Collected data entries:
----------

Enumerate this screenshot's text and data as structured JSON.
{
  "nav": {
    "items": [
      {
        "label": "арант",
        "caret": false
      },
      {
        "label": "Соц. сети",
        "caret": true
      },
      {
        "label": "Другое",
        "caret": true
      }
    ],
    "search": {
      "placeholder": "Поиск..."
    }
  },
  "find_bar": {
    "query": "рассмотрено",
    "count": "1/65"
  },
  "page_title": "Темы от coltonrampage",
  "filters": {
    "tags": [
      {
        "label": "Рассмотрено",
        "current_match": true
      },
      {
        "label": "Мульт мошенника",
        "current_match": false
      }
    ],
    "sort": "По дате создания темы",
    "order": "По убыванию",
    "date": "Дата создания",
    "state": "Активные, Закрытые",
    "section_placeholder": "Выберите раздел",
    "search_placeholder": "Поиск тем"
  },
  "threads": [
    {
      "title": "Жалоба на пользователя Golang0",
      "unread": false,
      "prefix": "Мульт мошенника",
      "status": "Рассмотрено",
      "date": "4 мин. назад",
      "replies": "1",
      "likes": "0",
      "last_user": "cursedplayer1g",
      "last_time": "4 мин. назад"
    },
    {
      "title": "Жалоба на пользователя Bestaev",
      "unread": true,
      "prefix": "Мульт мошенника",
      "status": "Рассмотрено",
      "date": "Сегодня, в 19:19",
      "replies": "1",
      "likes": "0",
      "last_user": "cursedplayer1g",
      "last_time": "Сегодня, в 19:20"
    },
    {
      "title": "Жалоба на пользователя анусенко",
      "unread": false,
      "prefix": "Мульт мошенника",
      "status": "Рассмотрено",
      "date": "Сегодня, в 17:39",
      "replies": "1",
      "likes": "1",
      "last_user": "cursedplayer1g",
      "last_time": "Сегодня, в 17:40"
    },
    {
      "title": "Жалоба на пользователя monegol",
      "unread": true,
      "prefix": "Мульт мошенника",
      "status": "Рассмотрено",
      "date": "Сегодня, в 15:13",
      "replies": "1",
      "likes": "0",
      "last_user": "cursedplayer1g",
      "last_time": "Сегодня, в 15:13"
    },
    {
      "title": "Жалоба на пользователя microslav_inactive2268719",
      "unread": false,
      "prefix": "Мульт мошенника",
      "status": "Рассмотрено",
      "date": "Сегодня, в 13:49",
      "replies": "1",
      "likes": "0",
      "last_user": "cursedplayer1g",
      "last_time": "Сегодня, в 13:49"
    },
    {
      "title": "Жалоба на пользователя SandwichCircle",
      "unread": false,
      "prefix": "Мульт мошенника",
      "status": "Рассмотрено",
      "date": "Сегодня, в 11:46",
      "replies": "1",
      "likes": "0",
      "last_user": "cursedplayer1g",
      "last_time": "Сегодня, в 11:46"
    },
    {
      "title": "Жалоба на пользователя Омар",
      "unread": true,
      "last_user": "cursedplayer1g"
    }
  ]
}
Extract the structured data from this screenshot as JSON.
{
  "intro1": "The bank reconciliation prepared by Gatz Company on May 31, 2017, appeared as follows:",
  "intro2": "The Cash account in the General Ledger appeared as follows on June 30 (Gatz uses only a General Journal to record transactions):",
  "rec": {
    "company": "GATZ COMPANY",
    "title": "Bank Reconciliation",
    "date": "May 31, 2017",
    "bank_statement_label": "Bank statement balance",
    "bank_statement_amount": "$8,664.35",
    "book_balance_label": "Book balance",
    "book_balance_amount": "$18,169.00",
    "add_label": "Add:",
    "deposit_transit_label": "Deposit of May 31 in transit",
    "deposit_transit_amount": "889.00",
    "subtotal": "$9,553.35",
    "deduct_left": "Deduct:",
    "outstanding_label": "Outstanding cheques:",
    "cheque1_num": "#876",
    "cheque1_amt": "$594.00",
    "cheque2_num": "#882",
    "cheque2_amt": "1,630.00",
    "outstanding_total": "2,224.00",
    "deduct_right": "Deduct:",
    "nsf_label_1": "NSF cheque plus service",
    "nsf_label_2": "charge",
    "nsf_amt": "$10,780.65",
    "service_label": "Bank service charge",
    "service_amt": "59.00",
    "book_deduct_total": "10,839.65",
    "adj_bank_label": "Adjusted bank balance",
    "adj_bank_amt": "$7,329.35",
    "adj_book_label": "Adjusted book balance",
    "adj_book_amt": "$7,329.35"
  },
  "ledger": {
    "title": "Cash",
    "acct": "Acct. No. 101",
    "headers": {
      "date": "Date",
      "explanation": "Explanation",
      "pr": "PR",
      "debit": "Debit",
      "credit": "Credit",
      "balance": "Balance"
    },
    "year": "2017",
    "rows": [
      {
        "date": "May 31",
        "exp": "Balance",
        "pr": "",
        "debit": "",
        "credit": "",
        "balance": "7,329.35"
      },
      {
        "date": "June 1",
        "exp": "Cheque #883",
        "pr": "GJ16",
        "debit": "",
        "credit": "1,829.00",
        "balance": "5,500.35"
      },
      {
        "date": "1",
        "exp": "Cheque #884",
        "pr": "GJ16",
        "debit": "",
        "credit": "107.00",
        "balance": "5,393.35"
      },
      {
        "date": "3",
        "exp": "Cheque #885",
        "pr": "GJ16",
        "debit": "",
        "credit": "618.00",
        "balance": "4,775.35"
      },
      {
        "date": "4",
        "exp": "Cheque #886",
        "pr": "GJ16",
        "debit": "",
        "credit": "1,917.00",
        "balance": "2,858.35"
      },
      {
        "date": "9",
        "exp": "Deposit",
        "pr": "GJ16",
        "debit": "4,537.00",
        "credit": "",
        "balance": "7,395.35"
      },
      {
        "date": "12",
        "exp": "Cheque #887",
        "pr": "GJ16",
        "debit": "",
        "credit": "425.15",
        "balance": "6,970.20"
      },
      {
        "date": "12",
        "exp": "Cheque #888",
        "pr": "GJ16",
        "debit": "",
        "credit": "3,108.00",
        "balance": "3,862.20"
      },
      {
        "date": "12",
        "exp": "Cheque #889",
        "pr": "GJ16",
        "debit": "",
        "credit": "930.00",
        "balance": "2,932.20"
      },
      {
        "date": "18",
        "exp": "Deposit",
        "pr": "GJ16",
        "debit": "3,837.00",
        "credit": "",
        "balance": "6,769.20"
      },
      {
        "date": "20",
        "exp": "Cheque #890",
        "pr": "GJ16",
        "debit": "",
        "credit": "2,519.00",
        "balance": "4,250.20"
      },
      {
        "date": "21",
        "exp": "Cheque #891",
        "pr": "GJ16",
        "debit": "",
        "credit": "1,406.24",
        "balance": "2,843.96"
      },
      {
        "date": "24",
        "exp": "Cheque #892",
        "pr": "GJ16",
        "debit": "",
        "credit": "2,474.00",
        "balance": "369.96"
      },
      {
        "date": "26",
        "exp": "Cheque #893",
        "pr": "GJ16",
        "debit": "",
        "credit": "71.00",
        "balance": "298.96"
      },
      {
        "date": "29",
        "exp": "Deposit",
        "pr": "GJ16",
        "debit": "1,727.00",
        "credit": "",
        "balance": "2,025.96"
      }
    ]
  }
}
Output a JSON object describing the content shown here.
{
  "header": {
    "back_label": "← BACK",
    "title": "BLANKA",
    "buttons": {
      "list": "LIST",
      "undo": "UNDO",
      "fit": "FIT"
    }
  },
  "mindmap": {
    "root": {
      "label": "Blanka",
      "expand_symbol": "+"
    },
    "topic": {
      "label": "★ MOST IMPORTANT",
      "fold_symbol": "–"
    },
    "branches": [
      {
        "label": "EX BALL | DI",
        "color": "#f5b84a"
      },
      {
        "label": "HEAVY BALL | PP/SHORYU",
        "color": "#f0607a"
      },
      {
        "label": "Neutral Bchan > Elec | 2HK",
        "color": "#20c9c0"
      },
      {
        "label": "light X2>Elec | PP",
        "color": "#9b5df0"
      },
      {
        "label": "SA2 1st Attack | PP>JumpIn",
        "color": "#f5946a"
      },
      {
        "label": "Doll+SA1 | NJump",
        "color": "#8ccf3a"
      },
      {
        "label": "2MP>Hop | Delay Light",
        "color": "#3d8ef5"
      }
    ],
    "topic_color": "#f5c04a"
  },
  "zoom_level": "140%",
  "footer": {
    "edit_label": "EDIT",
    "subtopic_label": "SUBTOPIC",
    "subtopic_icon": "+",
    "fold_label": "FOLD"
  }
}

----------

> _Objective_:
Copy each line of the listing that includes "charge".

> _Result of the task_:
    "nsf_label_2": "charge",
    "service_label": "Bank service charge",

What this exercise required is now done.